## Exercises to complete
1. Return the passage of the C++ operator overloading post starting at "myVector& operator=(const myVector&" and ending at "cannot find it.", copied word for word.
2. Retype the lines of the entries starting at the line containing "y-tick-label: 0 [48,395,56,410]" and ending at the line containing "Identify all the", both included, with no changes.

═════ Supplied text

CODEWITHSUNDEEP
c++function-call-operator
Peter Trade
Peter Trade

Reputation: 21

overload assignment and round bracket operator in C++

I want to define a class myVector that support both assignment operator= and bracket access e.g myclass(1) = 0.5. See a dummy example below 

class myVector
{
public:
    vector<double> _v;
    myVector(unsigned int size) : _v(size, 0) { }

    double& operator()(int i)
    {
        return _v[i];
    }

    unsigned int size() const { return _v.size(); }

    myVector& operator=(const myVector& v)
    {
        _v.resize(v.size());
        for(int i=0;i<v.size();i++)
            _v[i] = v(i);
    }
}

This code cannot be compiled since () is not defined as a constant function. This is because I want to enable direct assignment such as myvector(1) = 2. To solve this problem, I can only think of two solutions. One is to define sth. like double getValue(int i) const but this seems weird since some duplicate code is added. The other is to remove const from the signature of () function, but that is undesirable as well. I am sure there will be a good work around but I cannot find it.

══════════
═════ Record extracts

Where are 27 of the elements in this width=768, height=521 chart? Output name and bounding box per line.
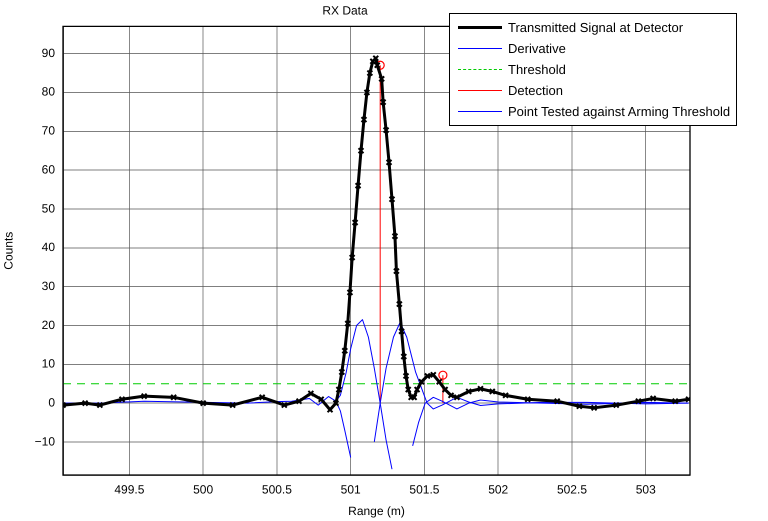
y-tick-label: 0 [48,395,56,410]
x-tick-label: 499.5 [114,482,145,497]
x-tick-label: 501 [340,482,362,497]
y-tick-label: 60 [42,162,56,176]
x-tick-label: 502 [488,482,509,497]
chart-title: RX Data [322,4,368,18]
legend-label: Derivative [508,41,566,56]
y-tick-label: 20 [42,318,56,332]
y-tick-label: 80 [42,84,56,99]
x-tick-label: 500 [193,482,214,497]
y-axis-title: Counts [2,232,16,270]
x-tick-label: 500.5 [262,482,292,497]
y-tick-label: 70 [42,124,56,138]
x-axis-title: Range (m) [348,504,405,518]
y-tick-label: 30 [42,278,56,293]
y-tick-label: 10 [42,356,56,371]
y-tick-label: −10 [34,434,56,448]
y-tick-label: 40 [42,240,56,254]
legend-label: Point Tested against Arming Threshold [508,104,730,119]
y-tick-label: 90 [42,46,56,60]
x-tick-label: 502.5 [556,482,588,497]
x-tick-label: 503 [636,482,656,497]
y-tick-label: 50 [42,201,56,216]
legend-label: Threshold [508,62,566,77]
x-tick-label: 501.5 [409,482,440,497]
legend-label: Transmitted Signal at Detector [508,20,684,35]
legend-label: Detection [508,83,563,98]
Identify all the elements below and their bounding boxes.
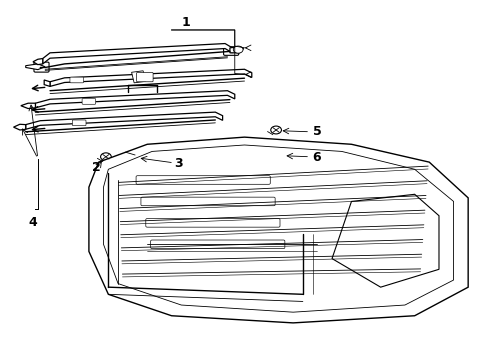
Circle shape (270, 126, 281, 134)
FancyBboxPatch shape (145, 219, 280, 227)
Bar (131, 71, 145, 83)
FancyBboxPatch shape (136, 176, 270, 184)
Circle shape (127, 154, 133, 158)
FancyBboxPatch shape (223, 47, 238, 55)
Polygon shape (42, 44, 232, 64)
Text: 3: 3 (174, 157, 183, 170)
FancyBboxPatch shape (70, 77, 83, 83)
FancyBboxPatch shape (141, 197, 275, 206)
PathPatch shape (103, 145, 453, 312)
Text: 4: 4 (29, 216, 37, 229)
Polygon shape (35, 91, 234, 108)
Polygon shape (271, 152, 280, 158)
Polygon shape (26, 112, 222, 129)
Polygon shape (21, 103, 35, 109)
Circle shape (101, 153, 111, 161)
Polygon shape (14, 124, 26, 130)
Polygon shape (269, 151, 283, 159)
PathPatch shape (89, 137, 467, 323)
Polygon shape (26, 64, 45, 69)
Text: 6: 6 (312, 151, 321, 164)
FancyBboxPatch shape (150, 240, 285, 249)
Text: 2: 2 (92, 161, 101, 174)
FancyBboxPatch shape (136, 72, 153, 82)
Polygon shape (229, 47, 243, 53)
FancyBboxPatch shape (34, 62, 49, 72)
Circle shape (233, 46, 243, 53)
Text: 5: 5 (312, 125, 321, 138)
PathPatch shape (331, 194, 438, 287)
FancyBboxPatch shape (72, 120, 86, 126)
Text: 1: 1 (182, 16, 190, 29)
Polygon shape (44, 80, 50, 86)
Polygon shape (50, 69, 251, 86)
Polygon shape (33, 59, 42, 64)
Circle shape (125, 152, 135, 159)
FancyBboxPatch shape (82, 99, 96, 104)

══════════

## Answers to the exercise
1.
myVector& operator=(const myVector& v)
    {
        _v.resize(v.size());
        for(int i=0;i<v.size();i++)
            _v[i] = v(i);
    }
}

This code cannot be compiled since () is not defined as a constant function. This is because I want to enable direct assignment such as myvector(1) = 2. To solve this problem, I can only think of two solutions. One is to define sth. like double getValue(int i) const but this seems weird since some duplicate code is added. The other is to remove const from the signature of () function, but that is undesirable as well. I am sure there will be a good work around but I cannot find it.

2.
y-tick-label: 0 [48,395,56,410]
x-tick-label: 499.5 [114,482,145,497]
x-tick-label: 501 [340,482,362,497]
y-tick-label: 60 [42,162,56,176]
x-tick-label: 502 [488,482,509,497]
chart-title: RX Data [322,4,368,18]
legend-label: Derivative [508,41,566,56]
y-tick-label: 20 [42,318,56,332]
y-tick-label: 80 [42,84,56,99]
x-tick-label: 500 [193,482,214,497]
y-axis-title: Counts [2,232,16,270]
x-tick-label: 500.5 [262,482,292,497]
y-tick-label: 70 [42,124,56,138]
x-axis-title: Range (m) [348,504,405,518]
y-tick-label: 30 [42,278,56,293]
y-tick-label: 10 [42,356,56,371]
y-tick-label: −10 [34,434,56,448]
y-tick-label: 40 [42,240,56,254]
legend-label: Point Tested against Arming Threshold [508,104,730,119]
y-tick-label: 90 [42,46,56,60]
x-tick-label: 502.5 [556,482,588,497]
x-tick-label: 503 [636,482,656,497]
y-tick-label: 50 [42,201,56,216]
legend-label: Threshold [508,62,566,77]
x-tick-label: 501.5 [409,482,440,497]
legend-label: Transmitted Signal at Detector [508,20,684,35]
legend-label: Detection [508,83,563,98]
Identify all the elements below and their bounding boxes.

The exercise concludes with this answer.